Asian stocks rose on Thursday as hopes for global economic recovery prompted investors to shift into riskier assets, while oil found support above $71 a barrel following OPEC's decision to keep output steady.
The investor shift kept the U.S. dollar on the defensive. It hit its weakest value in almost a year on Wednesday and was holding just above that level on Thursday.
As South Korea and New Zealand kept interest rates at record lows, Asian share markets were underpinned by a 0.5 percent gain in the Dow Jones industrial average <.DJI> and the Federal Reserve's Beige Book survey, which showed the U.S. economy was stabilizing although many key sectors remained weak.
That buoyed sentiment in Japan where the Nikkei index <.N225> gained 1.4 percent even though machinery orders' data pointed to weak capital spending in the world's No. 2 economy.
The MSCI index of Asia Pacific stocks traded outside Japan <.MIAPJ0000PUS> firmed 0.8 by late morning.
South Korea's KOSPI index <.KS11> increased 1.4 percent, helped by shipping and shipbuilding companies. Hanjin Shipping <000700.KS> and Hyundai Heavy Industries <009540.KS> rose 4.3 percent and 3.7 percent respectively after a rise in the Baltic Dry Index <.BADI>, a key freight indicator.
The Korean won and Korean September treasury-bond futures fell sharply after the Bank of Korea said it would maintain its current easy monetary stance. However, its comments reinforced market expectations it would be one of the first country's globally to start raising rates, possibly before the end of the year.
The BOK is probably among the most hawkish banks in the world right now and it might be one of the first central banks to hike interest rates, said Frederic Neumann, Asia economist at HSBC in Hong Kong.
There is always a risk of being the first mover because it has immediate exchange rate implications. I think to some degree that constrains the ability to hike early and aggressively.

-*-

Work instructions »
1 - List every index the market report mentions by name.
2 - Pick up the market report after its last sentence and continue it.

Source material »

-*-

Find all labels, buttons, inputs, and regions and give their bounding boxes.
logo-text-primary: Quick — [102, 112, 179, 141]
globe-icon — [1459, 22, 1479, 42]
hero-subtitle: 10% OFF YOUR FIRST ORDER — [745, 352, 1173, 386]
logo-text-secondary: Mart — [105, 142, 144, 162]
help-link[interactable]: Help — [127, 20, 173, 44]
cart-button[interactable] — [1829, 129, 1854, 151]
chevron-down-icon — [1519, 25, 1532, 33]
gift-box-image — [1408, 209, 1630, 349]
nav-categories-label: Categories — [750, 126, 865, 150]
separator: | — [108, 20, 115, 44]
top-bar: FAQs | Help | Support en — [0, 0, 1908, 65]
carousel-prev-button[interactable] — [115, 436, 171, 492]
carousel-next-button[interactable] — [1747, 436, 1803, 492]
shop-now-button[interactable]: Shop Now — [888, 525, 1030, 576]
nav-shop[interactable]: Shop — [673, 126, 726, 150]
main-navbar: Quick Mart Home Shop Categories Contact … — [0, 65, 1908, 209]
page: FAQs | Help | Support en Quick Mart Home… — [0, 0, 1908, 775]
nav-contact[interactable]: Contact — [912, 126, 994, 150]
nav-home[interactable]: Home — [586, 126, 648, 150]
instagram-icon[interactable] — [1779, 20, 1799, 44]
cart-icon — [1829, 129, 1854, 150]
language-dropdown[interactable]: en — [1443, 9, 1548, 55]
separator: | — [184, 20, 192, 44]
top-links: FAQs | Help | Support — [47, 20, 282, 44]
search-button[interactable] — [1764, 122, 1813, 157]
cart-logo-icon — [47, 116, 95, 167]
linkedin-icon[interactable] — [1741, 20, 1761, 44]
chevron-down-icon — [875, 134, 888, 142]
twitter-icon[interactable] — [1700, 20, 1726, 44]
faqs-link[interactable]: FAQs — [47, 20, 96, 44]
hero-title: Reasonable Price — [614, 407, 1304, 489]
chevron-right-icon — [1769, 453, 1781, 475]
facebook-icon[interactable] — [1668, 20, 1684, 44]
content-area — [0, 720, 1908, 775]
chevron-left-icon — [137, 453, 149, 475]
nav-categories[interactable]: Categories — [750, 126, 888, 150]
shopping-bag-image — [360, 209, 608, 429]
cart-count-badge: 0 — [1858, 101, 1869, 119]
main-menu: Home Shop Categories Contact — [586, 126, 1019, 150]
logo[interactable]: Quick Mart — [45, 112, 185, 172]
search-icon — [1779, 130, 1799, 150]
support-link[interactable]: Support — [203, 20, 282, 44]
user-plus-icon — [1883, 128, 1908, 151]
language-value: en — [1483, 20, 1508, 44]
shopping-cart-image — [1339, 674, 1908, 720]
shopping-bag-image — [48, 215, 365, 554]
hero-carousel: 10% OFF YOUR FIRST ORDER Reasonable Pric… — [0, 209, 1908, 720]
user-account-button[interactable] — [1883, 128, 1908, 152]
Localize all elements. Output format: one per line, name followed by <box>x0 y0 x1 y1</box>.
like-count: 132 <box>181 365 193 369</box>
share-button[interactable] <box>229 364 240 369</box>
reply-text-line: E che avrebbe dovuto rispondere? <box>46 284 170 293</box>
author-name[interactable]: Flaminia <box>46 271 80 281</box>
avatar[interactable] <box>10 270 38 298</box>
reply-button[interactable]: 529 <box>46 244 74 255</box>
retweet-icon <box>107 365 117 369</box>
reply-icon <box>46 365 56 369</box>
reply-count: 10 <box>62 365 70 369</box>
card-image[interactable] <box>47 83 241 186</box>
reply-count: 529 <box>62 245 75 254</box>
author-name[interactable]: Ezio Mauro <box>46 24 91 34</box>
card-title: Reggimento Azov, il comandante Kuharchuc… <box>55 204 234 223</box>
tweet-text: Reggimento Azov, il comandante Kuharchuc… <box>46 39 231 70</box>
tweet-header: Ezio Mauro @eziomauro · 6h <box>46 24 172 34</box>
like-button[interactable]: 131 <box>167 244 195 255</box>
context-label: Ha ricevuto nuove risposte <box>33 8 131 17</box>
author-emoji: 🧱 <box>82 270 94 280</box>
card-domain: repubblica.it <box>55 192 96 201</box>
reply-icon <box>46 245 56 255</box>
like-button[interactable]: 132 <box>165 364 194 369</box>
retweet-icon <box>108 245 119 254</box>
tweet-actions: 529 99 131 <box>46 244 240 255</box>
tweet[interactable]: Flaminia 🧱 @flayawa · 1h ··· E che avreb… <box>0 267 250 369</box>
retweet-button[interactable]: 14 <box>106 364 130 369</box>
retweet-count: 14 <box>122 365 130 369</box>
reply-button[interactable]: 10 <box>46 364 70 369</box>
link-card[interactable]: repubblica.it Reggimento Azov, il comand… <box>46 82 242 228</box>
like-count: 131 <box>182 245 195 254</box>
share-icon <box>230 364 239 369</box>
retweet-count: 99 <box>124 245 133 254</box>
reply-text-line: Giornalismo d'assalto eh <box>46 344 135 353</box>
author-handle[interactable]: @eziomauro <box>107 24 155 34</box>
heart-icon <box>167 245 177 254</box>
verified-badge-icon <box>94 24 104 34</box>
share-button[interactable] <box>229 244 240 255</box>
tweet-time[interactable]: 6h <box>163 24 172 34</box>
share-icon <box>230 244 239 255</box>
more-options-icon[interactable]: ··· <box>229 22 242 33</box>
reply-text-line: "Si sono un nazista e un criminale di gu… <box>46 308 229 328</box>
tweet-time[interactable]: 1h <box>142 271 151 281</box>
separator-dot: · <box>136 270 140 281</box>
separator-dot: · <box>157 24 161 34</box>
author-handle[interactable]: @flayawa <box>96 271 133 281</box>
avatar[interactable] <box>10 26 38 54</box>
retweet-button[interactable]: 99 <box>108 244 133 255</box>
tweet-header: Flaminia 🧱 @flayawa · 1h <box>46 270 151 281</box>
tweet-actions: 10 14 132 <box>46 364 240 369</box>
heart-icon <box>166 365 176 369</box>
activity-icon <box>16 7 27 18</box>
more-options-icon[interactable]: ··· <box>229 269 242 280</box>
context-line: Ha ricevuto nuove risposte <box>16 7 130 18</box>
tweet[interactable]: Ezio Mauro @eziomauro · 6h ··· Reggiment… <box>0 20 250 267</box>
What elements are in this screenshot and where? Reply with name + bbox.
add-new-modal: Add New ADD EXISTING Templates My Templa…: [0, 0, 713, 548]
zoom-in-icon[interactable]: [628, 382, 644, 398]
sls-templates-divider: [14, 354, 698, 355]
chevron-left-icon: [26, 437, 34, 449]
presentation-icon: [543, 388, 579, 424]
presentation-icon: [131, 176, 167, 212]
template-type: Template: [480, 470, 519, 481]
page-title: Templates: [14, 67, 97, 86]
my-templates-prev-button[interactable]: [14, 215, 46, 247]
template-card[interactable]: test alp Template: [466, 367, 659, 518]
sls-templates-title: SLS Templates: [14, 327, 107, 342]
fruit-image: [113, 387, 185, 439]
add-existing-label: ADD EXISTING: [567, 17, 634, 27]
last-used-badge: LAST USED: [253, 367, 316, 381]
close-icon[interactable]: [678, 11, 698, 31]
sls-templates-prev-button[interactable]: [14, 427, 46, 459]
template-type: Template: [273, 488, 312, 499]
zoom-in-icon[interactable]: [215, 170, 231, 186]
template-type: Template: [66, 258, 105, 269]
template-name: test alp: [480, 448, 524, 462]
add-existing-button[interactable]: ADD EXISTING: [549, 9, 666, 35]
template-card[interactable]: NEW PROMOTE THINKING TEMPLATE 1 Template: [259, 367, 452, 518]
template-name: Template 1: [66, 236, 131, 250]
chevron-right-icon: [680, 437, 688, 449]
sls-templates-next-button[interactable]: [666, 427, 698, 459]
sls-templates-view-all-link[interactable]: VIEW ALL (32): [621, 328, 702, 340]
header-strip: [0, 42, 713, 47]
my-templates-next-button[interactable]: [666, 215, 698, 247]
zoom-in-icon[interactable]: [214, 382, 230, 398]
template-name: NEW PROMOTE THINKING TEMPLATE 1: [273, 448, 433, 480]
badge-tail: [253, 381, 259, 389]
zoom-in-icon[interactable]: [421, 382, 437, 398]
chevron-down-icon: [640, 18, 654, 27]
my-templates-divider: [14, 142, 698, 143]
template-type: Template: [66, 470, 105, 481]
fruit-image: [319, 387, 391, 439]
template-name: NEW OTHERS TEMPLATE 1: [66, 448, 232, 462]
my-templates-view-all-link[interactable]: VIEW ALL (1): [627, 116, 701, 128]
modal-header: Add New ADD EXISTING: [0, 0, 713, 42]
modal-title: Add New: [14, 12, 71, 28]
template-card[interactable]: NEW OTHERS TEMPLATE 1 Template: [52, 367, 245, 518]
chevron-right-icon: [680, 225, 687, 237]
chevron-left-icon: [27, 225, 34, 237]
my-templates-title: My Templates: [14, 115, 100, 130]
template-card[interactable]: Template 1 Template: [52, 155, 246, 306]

-*-

Answers for each item »
1 - Dow Jones industrial average, Nikkei index, MSCI index of Asia Pacific stocks traded outside Japan, KOSPI index, Baltic Dry Index

2 -
In Australia, a sharp fall in employment in August put pressure on the Aussie dollar but share prices edged up 0.5 percent with energy stocks Woodside Petroleum
Oil was quoted at $71.88 a barrel, up more than 40 cents from Wednesday's closing level. It reached as high as $72.52 after OPEC agreed in Vienna to maintain current output and after the American Petroleum Institute reported a sharp fall in crude stocks.
Growing confidence the worst is over for the global economy continued to push investors into riskier assets, keeping the U.S. dollar under pressure. It dropped to its lowest level in nearly a year on Wednesday against a basket of currencies <.DXY> and was holding just above those levels on Thursday.
Gold prices are benefiting from dollar weakness. Spot gold was trading at $991.7 per ounce by 10:47 p.m. EDT, after topping $1,000 on Wednesday.
New Zealand kept interest rates at a record low 2.5 percent but indicated it was less inclined to cut again.
However, the kiwi dollar fell after Governor Alan Bollard told Reuters that the currency, which hit a one-year high on Wednesday, was overvalued and that markets were premature in pricing in higher rates from early 2010.
China's Shanghai index <.SSEC> fell 1 percent. Recent volatility in China's shares has made fund managers cautious about buying, a Reuters poll shows.
Hong Kong's Hang Seng Index <.HSI> took its cue from Wall Street, rather than China, and was up 1.4 percent.
Taiwan's benchmark TAIEX index <.TWII> reached a 14-month intraday high after the government named a new cabinet, raising hopes a financial services agreement with China can be signed soon.